▸ **Material**
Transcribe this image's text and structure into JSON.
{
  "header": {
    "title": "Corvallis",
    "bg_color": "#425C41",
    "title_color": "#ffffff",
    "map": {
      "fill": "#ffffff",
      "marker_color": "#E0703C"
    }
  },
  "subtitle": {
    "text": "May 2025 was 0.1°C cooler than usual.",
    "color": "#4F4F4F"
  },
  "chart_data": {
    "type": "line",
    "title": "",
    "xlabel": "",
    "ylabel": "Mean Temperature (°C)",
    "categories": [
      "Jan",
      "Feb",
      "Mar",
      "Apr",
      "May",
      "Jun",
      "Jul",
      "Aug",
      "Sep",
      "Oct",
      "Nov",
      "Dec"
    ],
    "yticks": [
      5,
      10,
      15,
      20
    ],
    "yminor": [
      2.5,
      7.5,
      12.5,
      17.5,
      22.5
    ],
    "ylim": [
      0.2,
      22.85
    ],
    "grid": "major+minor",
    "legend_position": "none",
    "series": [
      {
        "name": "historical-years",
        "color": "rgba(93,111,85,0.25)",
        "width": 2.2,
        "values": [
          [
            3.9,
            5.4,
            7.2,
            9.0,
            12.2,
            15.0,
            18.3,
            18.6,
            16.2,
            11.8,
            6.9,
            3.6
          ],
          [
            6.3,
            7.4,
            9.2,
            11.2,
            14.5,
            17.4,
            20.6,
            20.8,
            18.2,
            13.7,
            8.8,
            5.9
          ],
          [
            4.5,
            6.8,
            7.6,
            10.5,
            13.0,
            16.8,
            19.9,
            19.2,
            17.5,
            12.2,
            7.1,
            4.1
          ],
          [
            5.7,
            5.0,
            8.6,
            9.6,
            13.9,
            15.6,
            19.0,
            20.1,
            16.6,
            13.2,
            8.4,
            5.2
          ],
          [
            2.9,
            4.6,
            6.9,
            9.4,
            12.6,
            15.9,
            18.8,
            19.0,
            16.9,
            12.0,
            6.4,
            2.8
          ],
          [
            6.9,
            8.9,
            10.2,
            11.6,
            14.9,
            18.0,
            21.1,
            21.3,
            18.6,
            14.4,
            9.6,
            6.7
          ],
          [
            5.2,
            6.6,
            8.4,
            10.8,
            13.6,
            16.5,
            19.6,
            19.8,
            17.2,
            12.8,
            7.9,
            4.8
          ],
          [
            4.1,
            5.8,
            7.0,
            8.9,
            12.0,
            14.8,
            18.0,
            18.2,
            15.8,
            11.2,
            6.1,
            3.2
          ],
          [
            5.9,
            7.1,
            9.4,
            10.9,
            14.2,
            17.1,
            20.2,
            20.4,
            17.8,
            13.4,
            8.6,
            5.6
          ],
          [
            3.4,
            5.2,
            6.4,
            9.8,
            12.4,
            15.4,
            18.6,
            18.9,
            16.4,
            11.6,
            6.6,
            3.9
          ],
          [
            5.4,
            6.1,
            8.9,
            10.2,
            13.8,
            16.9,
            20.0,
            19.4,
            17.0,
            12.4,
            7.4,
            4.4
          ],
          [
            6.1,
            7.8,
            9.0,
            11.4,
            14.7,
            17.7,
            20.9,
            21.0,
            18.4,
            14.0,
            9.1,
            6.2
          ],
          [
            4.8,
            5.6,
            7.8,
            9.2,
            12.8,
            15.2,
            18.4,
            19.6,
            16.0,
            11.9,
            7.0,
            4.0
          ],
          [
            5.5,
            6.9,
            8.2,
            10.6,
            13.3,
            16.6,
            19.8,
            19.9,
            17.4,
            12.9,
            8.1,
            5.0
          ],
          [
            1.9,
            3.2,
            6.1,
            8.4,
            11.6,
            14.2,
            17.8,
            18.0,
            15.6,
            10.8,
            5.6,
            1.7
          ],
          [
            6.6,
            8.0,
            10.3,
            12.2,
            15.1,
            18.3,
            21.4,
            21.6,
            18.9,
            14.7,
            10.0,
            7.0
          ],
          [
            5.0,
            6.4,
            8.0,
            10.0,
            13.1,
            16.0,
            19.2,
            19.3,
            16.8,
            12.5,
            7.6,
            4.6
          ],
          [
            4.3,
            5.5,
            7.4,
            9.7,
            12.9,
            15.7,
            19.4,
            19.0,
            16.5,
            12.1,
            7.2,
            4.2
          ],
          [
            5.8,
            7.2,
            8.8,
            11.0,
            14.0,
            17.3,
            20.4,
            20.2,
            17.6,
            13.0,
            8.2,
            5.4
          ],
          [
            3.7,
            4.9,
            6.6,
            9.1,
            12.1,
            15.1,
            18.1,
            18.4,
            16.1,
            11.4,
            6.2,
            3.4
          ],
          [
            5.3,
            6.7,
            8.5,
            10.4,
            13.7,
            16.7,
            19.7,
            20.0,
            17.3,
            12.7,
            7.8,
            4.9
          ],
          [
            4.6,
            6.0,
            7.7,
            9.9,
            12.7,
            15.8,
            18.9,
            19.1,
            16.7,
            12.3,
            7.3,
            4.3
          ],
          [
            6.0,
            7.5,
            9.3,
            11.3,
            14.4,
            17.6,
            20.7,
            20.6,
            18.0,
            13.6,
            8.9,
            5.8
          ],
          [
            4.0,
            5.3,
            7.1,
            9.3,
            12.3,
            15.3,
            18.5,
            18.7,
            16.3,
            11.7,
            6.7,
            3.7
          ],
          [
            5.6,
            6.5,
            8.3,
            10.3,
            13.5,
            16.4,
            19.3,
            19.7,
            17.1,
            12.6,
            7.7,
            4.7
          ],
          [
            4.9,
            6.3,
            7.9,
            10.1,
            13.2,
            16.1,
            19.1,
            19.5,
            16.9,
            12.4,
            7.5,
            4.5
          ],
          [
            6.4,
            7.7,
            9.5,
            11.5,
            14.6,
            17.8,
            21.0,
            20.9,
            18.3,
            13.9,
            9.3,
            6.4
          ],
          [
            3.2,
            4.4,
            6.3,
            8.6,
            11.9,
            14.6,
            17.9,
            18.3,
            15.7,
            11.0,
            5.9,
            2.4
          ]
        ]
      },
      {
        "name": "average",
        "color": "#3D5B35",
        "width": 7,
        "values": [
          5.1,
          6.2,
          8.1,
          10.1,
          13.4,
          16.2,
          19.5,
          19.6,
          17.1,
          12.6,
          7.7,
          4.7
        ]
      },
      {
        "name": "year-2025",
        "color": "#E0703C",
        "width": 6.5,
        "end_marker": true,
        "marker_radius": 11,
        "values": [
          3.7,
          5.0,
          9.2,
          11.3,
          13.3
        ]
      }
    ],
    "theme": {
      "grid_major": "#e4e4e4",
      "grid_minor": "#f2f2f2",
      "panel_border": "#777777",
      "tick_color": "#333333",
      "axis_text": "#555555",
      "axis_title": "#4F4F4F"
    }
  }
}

▸ **Short exercise**
Repeat every line of the records above exactly.

▸ **Written response**
Transcribe this image's text and structure into JSON.
{
  "header": {
    "title": "Corvallis",
    "bg_color": "#425C41",
    "title_color": "#ffffff",
    "map": {
      "fill": "#ffffff",
      "marker_color": "#E0703C"
    }
  },
  "subtitle": {
    "text": "May 2025 was 0.1°C cooler than usual.",
    "color": "#4F4F4F"
  },
  "chart_data": {
    "type": "line",
    "title": "",
    "xlabel": "",
    "ylabel": "Mean Temperature (°C)",
    "categories": [
      "Jan",
      "Feb",
      "Mar",
      "Apr",
      "May",
      "Jun",
      "Jul",
      "Aug",
      "Sep",
      "Oct",
      "Nov",
      "Dec"
    ],
    "yticks": [
      5,
      10,
      15,
      20
    ],
    "yminor": [
      2.5,
      7.5,
      12.5,
      17.5,
      22.5
    ],
    "ylim": [
      0.2,
      22.85
    ],
    "grid": "major+minor",
    "legend_position": "none",
    "series": [
      {
        "name": "historical-years",
        "color": "rgba(93,111,85,0.25)",
        "width": 2.2,
        "values": [
          [
            3.9,
            5.4,
            7.2,
            9.0,
            12.2,
            15.0,
            18.3,
            18.6,
            16.2,
            11.8,
            6.9,
            3.6
          ],
          [
            6.3,
            7.4,
            9.2,
            11.2,
            14.5,
            17.4,
            20.6,
            20.8,
            18.2,
            13.7,
            8.8,
            5.9
          ],
          [
            4.5,
            6.8,
            7.6,
            10.5,
            13.0,
            16.8,
            19.9,
            19.2,
            17.5,
            12.2,
            7.1,
            4.1
          ],
          [
            5.7,
            5.0,
            8.6,
            9.6,
            13.9,
            15.6,
            19.0,
            20.1,
            16.6,
            13.2,
            8.4,
            5.2
          ],
          [
            2.9,
            4.6,
            6.9,
            9.4,
            12.6,
            15.9,
            18.8,
            19.0,
            16.9,
            12.0,
            6.4,
            2.8
          ],
          [
            6.9,
            8.9,
            10.2,
            11.6,
            14.9,
            18.0,
            21.1,
            21.3,
            18.6,
            14.4,
            9.6,
            6.7
          ],
          [
            5.2,
            6.6,
            8.4,
            10.8,
            13.6,
            16.5,
            19.6,
            19.8,
            17.2,
            12.8,
            7.9,
            4.8
          ],
          [
            4.1,
            5.8,
            7.0,
            8.9,
            12.0,
            14.8,
            18.0,
            18.2,
            15.8,
            11.2,
            6.1,
            3.2
          ],
          [
            5.9,
            7.1,
            9.4,
            10.9,
            14.2,
            17.1,
            20.2,
            20.4,
            17.8,
            13.4,
            8.6,
            5.6
          ],
          [
            3.4,
            5.2,
            6.4,
            9.8,
            12.4,
            15.4,
            18.6,
            18.9,
            16.4,
            11.6,
            6.6,
            3.9
          ],
          [
            5.4,
            6.1,
            8.9,
            10.2,
            13.8,
            16.9,
            20.0,
            19.4,
            17.0,
            12.4,
            7.4,
            4.4
          ],
          [
            6.1,
            7.8,
            9.0,
            11.4,
            14.7,
            17.7,
            20.9,
            21.0,
            18.4,
            14.0,
            9.1,
            6.2
          ],
          [
            4.8,
            5.6,
            7.8,
            9.2,
            12.8,
            15.2,
            18.4,
            19.6,
            16.0,
            11.9,
            7.0,
            4.0
          ],
          [
            5.5,
            6.9,
            8.2,
            10.6,
            13.3,
            16.6,
            19.8,
            19.9,
            17.4,
            12.9,
            8.1,
            5.0
          ],
          [
            1.9,
            3.2,
            6.1,
            8.4,
            11.6,
            14.2,
            17.8,
            18.0,
            15.6,
            10.8,
            5.6,
            1.7
          ],
          [
            6.6,
            8.0,
            10.3,
            12.2,
            15.1,
            18.3,
            21.4,
            21.6,
            18.9,
            14.7,
            10.0,
            7.0
          ],
          [
            5.0,
            6.4,
            8.0,
            10.0,
            13.1,
            16.0,
            19.2,
            19.3,
            16.8,
            12.5,
            7.6,
            4.6
          ],
          [
            4.3,
            5.5,
            7.4,
            9.7,
            12.9,
            15.7,
            19.4,
            19.0,
            16.5,
            12.1,
            7.2,
            4.2
          ],
          [
            5.8,
            7.2,
            8.8,
            11.0,
            14.0,
            17.3,
            20.4,
            20.2,
            17.6,
            13.0,
            8.2,
            5.4
          ],
          [
            3.7,
            4.9,
            6.6,
            9.1,
            12.1,
            15.1,
            18.1,
            18.4,
            16.1,
            11.4,
            6.2,
            3.4
          ],
          [
            5.3,
            6.7,
            8.5,
            10.4,
            13.7,
            16.7,
            19.7,
            20.0,
            17.3,
            12.7,
            7.8,
            4.9
          ],
          [
            4.6,
            6.0,
            7.7,
            9.9,
            12.7,
            15.8,
            18.9,
            19.1,
            16.7,
            12.3,
            7.3,
            4.3
          ],
          [
            6.0,
            7.5,
            9.3,
            11.3,
            14.4,
            17.6,
            20.7,
            20.6,
            18.0,
            13.6,
            8.9,
            5.8
          ],
          [
            4.0,
            5.3,
            7.1,
            9.3,
            12.3,
            15.3,
            18.5,
            18.7,
            16.3,
            11.7,
            6.7,
            3.7
          ],
          [
            5.6,
            6.5,
            8.3,
            10.3,
            13.5,
            16.4,
            19.3,
            19.7,
            17.1,
            12.6,
            7.7,
            4.7
          ],
          [
            4.9,
            6.3,
            7.9,
            10.1,
            13.2,
            16.1,
            19.1,
            19.5,
            16.9,
            12.4,
            7.5,
            4.5
          ],
          [
            6.4,
            7.7,
            9.5,
            11.5,
            14.6,
            17.8,
            21.0,
            20.9,
            18.3,
            13.9,
            9.3,
            6.4
          ],
          [
            3.2,
            4.4,
            6.3,
            8.6,
            11.9,
            14.6,
            17.9,
            18.3,
            15.7,
            11.0,
            5.9,
            2.4
          ]
        ]
      },
      {
        "name": "average",
        "color": "#3D5B35",
        "width": 7,
        "values": [
          5.1,
          6.2,
          8.1,
          10.1,
          13.4,
          16.2,
          19.5,
          19.6,
          17.1,
          12.6,
          7.7,
          4.7
        ]
      },
      {
        "name": "year-2025",
        "color": "#E0703C",
        "width": 6.5,
        "end_marker": true,
        "marker_radius": 11,
        "values": [
          3.7,
          5.0,
          9.2,
          11.3,
          13.3
        ]
      }
    ],
    "theme": {
      "grid_major": "#e4e4e4",
      "grid_minor": "#f2f2f2",
      "panel_border": "#777777",
      "tick_color": "#333333",
      "axis_text": "#555555",
      "axis_title": "#4F4F4F"
    }
  }
}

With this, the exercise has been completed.